→ **Work to be completed**
The answer is a single number: how many lines hold the string "Copyright".

....

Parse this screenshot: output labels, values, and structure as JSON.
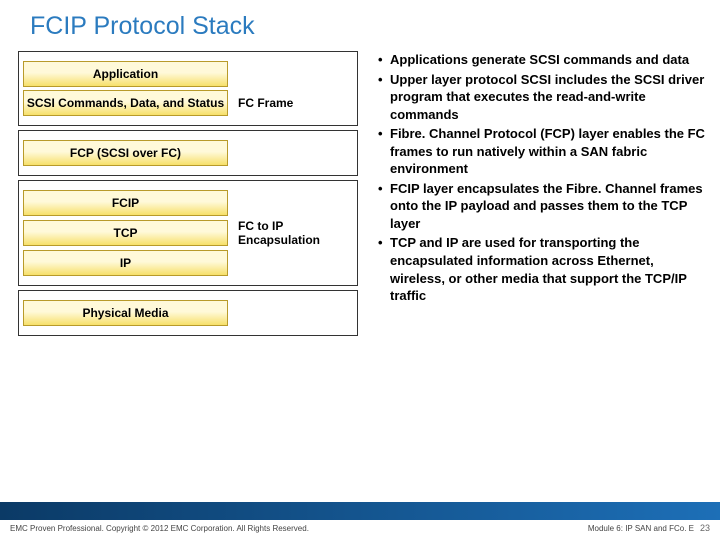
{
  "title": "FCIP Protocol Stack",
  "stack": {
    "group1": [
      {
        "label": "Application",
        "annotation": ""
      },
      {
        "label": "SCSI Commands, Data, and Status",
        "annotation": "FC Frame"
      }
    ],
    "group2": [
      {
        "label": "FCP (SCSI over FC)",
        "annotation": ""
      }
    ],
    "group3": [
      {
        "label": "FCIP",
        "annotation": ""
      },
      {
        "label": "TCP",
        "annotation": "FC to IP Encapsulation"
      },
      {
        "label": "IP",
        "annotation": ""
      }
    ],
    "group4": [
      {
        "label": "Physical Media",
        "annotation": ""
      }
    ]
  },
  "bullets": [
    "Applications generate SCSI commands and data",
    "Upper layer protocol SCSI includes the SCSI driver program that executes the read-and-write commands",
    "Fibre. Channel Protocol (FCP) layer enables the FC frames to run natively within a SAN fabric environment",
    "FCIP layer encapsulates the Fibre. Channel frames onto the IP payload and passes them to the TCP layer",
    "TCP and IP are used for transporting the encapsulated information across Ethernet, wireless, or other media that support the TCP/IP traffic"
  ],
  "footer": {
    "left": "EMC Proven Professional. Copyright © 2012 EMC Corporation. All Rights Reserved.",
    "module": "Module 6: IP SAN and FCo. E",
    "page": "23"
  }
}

....

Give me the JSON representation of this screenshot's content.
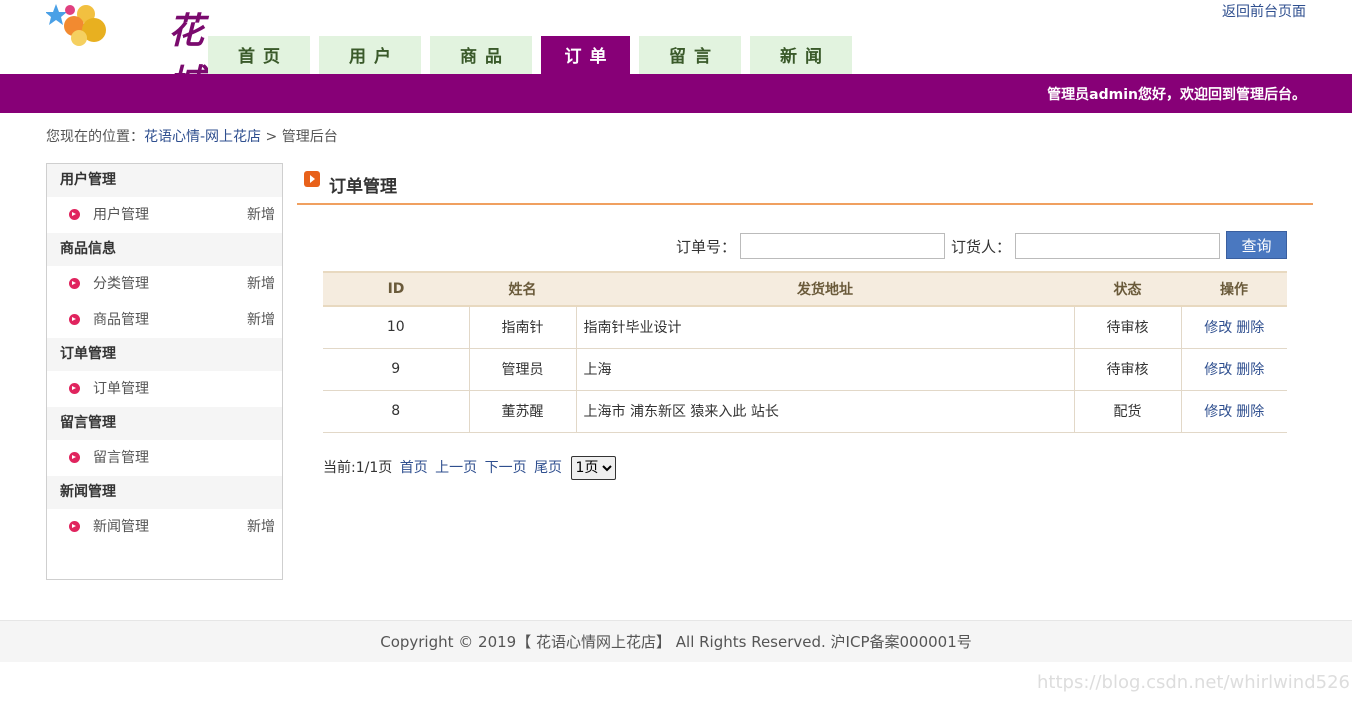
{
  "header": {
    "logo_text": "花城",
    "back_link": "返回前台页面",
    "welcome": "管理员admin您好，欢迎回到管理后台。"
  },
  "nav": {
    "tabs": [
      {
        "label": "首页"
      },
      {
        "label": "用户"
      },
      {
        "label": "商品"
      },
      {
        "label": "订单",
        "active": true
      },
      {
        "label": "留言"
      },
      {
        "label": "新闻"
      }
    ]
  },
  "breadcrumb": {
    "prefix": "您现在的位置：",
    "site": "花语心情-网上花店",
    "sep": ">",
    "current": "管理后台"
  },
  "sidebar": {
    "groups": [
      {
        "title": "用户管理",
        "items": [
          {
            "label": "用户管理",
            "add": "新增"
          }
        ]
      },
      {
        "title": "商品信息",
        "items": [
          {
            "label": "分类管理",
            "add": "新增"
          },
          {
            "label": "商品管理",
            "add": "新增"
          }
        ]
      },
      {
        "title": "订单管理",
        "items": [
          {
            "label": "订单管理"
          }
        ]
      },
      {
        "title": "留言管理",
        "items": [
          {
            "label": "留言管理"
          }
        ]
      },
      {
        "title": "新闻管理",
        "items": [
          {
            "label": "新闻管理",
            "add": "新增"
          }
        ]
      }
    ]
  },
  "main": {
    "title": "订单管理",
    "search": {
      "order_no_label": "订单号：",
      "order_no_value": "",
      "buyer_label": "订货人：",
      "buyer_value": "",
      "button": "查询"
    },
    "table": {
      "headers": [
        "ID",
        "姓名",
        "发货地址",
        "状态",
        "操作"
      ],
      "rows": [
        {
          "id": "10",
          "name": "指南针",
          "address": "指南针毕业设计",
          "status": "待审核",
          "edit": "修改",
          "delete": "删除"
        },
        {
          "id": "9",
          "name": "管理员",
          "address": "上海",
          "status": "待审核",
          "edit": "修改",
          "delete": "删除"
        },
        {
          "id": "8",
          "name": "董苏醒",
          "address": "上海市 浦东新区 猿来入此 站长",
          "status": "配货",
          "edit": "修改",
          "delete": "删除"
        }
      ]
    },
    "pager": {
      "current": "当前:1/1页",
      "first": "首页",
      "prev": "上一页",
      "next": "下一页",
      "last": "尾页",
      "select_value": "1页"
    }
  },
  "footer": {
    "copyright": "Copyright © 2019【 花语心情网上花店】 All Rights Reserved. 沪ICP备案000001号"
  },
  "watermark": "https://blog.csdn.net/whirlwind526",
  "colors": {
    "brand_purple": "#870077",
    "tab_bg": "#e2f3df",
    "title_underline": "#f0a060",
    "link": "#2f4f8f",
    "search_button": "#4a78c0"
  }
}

....

→ **Exercise answer**
2